Required work: Look for the word "most" in the entries and copy each line where it appears.

Page segmentation data
BEGIN

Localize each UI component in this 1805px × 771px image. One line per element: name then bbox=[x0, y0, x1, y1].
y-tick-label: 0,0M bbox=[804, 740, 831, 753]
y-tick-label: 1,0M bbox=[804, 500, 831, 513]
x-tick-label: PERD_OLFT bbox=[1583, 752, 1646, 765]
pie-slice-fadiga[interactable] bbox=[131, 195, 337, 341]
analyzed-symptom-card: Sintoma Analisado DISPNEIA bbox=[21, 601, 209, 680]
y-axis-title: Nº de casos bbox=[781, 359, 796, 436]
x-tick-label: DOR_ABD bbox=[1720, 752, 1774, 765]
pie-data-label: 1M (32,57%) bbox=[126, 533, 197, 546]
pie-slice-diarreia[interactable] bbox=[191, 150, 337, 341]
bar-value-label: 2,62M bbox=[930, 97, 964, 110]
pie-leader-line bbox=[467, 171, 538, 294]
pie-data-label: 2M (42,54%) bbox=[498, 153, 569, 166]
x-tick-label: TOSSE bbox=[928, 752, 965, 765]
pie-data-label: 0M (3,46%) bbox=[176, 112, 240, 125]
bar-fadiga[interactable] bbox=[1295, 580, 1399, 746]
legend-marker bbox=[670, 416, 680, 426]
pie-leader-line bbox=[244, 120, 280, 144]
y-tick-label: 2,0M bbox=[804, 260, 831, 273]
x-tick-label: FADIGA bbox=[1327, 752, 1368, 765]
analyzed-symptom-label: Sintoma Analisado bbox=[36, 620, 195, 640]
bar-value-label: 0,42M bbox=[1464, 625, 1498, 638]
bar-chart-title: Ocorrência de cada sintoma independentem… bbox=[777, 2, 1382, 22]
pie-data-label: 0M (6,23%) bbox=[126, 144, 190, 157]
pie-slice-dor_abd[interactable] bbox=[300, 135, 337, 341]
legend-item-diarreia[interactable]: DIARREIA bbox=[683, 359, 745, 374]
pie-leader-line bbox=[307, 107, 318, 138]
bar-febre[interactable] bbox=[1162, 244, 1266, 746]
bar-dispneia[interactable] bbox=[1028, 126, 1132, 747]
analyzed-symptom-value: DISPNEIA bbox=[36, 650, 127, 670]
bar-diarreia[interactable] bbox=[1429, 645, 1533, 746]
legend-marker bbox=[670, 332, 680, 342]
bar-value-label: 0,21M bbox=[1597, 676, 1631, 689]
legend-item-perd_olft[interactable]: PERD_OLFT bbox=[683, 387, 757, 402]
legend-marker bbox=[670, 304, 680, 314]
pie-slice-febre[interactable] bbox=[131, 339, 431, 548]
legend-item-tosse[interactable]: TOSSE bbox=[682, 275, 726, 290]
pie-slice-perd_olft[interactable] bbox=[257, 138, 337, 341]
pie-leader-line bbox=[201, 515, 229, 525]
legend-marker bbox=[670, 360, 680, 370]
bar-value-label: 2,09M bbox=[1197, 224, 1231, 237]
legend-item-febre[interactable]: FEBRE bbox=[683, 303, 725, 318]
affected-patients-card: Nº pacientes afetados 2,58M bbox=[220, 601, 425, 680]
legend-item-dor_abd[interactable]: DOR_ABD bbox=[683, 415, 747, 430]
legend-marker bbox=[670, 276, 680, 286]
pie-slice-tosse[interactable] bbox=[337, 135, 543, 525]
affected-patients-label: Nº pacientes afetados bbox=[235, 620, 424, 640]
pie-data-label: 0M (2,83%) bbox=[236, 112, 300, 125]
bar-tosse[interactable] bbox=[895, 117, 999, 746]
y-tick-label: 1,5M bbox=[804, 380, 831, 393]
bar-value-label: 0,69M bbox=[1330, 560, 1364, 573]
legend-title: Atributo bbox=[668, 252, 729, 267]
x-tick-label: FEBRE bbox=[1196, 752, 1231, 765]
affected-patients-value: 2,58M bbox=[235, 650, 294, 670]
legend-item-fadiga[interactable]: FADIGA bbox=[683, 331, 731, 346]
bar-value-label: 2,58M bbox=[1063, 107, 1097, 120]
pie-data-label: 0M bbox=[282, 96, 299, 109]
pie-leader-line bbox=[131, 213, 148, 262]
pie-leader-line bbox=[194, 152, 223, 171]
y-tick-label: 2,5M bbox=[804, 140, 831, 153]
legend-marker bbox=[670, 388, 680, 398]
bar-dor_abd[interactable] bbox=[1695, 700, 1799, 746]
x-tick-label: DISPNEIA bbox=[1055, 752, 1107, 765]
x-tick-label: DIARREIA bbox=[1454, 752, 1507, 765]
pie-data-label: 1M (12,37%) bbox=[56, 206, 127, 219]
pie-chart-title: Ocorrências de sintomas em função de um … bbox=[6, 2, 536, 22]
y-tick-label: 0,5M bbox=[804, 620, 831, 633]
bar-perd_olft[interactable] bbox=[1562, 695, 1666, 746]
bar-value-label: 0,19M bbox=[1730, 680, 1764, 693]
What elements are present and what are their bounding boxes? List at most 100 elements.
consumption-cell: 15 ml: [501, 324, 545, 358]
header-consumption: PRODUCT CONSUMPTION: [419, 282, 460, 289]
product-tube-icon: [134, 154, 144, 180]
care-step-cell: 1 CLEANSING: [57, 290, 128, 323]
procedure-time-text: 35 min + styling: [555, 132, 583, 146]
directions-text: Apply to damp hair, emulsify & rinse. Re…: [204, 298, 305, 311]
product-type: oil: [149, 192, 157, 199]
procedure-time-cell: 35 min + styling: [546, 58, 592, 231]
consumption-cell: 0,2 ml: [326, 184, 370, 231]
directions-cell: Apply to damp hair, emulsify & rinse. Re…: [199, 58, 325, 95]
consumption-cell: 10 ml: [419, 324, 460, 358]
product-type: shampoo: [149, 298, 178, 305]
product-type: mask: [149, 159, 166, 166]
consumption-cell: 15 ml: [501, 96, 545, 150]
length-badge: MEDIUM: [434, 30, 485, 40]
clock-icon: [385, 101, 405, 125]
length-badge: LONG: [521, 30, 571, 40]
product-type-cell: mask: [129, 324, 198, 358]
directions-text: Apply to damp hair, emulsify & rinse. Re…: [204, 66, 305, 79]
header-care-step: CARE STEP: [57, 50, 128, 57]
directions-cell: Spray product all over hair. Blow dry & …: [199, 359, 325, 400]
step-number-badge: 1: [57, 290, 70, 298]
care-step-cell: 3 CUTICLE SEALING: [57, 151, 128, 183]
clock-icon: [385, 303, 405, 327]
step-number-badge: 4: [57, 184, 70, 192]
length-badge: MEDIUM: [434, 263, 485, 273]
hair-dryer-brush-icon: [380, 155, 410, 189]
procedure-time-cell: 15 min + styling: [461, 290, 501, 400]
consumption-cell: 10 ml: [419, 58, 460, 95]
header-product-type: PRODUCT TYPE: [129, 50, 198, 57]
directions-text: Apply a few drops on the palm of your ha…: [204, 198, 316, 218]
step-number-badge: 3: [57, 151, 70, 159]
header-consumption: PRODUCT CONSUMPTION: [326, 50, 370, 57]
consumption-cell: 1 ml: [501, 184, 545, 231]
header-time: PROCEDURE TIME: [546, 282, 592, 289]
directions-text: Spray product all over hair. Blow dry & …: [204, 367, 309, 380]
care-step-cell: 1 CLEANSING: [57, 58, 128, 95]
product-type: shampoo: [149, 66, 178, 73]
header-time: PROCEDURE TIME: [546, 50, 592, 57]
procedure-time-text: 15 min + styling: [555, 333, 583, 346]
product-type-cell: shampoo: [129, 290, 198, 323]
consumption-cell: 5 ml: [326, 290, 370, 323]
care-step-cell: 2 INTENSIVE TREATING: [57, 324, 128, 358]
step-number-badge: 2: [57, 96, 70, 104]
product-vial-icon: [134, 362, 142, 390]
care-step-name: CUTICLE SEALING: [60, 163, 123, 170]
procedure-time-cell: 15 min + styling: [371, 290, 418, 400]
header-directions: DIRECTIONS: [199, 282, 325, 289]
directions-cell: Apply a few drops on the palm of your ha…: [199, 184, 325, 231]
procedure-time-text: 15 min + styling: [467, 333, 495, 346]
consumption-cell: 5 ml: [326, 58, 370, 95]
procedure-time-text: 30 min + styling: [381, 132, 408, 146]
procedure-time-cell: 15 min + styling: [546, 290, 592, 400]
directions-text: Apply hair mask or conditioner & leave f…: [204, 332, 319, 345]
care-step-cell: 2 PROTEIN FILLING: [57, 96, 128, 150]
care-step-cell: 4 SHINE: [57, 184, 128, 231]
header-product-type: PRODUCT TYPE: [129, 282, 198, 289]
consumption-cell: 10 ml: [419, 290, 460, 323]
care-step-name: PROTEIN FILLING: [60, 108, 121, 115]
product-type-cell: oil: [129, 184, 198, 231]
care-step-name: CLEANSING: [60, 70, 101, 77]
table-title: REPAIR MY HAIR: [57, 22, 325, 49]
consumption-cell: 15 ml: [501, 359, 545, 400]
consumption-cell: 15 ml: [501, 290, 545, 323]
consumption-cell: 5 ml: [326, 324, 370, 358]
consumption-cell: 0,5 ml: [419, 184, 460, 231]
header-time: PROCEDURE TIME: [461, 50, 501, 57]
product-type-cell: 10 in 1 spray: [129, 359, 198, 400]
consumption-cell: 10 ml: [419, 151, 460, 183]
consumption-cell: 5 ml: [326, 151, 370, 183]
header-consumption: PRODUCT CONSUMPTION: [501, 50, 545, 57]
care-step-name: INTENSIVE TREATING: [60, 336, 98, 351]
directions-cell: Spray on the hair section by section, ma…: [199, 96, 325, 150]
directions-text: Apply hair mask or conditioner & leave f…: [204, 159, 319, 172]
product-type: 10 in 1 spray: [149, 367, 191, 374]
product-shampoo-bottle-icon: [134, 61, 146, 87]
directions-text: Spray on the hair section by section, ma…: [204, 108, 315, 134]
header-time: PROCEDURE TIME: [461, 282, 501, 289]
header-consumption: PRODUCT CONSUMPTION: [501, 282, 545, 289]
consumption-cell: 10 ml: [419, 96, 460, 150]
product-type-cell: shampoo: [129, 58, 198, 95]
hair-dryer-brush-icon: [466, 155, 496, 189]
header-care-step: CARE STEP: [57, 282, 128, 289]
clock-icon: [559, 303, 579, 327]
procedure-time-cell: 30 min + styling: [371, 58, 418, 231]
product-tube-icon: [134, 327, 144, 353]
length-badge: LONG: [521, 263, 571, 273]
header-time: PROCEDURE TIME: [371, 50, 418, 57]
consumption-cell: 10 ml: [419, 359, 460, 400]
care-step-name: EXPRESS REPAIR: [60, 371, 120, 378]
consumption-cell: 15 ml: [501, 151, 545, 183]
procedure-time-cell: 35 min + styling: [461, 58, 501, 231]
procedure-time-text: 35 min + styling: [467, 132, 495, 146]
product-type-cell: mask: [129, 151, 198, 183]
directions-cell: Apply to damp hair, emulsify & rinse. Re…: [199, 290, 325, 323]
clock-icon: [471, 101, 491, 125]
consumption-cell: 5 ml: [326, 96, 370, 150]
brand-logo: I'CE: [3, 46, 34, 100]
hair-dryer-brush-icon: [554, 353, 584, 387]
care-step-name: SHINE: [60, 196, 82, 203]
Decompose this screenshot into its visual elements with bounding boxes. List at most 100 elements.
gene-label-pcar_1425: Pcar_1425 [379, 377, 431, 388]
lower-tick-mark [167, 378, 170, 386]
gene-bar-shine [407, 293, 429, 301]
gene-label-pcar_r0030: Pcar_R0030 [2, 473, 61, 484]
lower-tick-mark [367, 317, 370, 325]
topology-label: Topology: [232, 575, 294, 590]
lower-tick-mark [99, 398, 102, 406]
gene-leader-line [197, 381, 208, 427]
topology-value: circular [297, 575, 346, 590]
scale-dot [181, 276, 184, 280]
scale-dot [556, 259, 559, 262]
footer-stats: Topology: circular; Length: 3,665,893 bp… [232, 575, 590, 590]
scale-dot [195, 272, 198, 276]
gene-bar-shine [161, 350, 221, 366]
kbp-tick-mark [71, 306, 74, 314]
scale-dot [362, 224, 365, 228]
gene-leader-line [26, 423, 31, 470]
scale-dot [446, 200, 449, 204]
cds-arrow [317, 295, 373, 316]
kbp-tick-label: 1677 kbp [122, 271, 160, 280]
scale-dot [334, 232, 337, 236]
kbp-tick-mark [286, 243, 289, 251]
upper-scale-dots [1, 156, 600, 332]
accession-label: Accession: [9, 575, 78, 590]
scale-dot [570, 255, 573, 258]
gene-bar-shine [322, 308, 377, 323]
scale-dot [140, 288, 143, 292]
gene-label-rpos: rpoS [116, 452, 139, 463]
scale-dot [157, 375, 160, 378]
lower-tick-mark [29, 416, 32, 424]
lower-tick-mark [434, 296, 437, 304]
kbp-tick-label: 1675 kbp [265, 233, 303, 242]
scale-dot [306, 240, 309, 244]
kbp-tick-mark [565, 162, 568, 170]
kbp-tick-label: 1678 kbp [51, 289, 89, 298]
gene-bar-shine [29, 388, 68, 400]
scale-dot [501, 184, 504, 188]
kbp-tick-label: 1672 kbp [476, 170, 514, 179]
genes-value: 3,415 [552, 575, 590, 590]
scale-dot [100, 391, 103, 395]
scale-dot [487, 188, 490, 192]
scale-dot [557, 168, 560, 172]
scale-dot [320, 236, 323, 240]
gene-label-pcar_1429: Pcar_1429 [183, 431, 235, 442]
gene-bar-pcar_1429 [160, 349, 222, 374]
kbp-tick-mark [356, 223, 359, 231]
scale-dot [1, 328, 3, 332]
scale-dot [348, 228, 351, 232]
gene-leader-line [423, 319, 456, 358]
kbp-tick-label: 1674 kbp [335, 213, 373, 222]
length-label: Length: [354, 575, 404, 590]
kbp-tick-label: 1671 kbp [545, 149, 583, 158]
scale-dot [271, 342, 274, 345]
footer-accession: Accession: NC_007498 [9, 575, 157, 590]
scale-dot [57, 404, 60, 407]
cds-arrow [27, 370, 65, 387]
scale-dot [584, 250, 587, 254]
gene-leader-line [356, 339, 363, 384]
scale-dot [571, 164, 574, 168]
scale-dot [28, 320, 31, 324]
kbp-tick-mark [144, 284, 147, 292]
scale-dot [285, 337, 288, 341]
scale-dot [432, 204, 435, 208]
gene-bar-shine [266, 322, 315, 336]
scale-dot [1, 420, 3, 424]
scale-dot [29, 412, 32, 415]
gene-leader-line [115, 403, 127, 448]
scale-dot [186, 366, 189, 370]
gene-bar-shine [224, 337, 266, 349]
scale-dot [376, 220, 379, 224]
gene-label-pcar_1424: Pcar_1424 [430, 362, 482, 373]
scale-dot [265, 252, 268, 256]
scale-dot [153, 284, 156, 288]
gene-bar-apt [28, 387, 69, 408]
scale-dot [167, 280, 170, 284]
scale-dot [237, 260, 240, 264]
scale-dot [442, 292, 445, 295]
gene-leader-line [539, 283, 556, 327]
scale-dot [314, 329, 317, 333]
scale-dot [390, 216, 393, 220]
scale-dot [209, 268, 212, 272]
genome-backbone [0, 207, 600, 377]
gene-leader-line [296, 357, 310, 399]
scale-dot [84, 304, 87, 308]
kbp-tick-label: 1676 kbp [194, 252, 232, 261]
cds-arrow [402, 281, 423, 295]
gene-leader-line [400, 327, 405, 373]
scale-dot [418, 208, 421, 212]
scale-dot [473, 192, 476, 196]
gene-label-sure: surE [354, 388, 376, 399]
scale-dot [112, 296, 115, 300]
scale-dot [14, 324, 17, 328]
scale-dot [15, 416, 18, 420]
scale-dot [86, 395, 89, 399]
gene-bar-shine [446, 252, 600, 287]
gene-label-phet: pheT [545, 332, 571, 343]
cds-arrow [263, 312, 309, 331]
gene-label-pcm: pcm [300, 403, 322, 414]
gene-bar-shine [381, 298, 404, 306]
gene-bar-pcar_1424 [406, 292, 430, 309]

END

Exercise result:
What elements are present and what are their bounding boxes? List at most 100 elements.
Decompose this screenshot into its visual elements with bounding boxes. List at most 100 elements.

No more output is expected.